• Work to be completed: Report how many lines hold the string "Latino". Give the number and nothing else.

• Supplied entries:
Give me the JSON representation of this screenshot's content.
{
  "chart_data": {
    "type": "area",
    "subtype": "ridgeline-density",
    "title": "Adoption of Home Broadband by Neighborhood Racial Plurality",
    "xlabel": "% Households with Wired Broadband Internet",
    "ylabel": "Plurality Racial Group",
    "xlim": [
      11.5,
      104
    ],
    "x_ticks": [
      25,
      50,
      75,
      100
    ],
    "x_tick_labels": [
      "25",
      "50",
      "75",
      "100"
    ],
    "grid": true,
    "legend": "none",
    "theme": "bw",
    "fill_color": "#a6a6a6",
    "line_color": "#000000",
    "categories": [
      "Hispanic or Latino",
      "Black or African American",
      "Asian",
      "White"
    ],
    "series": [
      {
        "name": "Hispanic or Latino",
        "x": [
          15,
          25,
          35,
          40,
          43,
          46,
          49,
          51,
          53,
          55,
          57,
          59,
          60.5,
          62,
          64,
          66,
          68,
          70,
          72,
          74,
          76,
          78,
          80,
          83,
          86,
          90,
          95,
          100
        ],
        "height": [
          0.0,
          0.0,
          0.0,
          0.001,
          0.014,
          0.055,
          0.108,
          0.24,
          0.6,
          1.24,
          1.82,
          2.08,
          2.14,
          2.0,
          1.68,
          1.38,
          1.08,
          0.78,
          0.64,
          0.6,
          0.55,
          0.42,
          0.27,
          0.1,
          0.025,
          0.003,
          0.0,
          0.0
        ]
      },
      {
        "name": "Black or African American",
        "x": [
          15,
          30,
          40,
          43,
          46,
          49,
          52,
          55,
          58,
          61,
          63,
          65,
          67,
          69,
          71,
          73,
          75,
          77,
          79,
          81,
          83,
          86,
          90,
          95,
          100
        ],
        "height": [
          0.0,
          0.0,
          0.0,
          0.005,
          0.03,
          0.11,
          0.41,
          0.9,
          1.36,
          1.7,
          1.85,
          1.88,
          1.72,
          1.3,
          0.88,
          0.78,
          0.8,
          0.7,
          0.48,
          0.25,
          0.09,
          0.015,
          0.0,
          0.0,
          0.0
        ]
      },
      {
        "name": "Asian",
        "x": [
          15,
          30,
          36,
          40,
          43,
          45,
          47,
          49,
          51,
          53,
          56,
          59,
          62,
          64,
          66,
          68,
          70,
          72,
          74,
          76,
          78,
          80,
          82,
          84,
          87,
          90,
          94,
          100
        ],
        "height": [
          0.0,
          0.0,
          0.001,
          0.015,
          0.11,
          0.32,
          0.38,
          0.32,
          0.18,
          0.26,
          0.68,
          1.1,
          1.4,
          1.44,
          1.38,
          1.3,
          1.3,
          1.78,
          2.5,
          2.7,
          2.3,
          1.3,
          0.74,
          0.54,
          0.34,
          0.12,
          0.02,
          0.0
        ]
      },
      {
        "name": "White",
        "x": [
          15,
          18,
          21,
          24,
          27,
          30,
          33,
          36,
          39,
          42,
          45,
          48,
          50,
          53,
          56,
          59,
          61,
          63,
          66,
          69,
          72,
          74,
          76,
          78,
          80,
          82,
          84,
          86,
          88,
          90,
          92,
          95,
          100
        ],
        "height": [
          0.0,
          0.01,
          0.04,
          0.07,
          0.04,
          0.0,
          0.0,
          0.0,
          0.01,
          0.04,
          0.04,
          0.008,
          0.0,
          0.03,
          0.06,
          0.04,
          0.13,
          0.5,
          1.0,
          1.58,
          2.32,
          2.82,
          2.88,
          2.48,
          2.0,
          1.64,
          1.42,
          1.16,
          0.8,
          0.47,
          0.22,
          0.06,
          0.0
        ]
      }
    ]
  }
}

• Solution to this problem: 2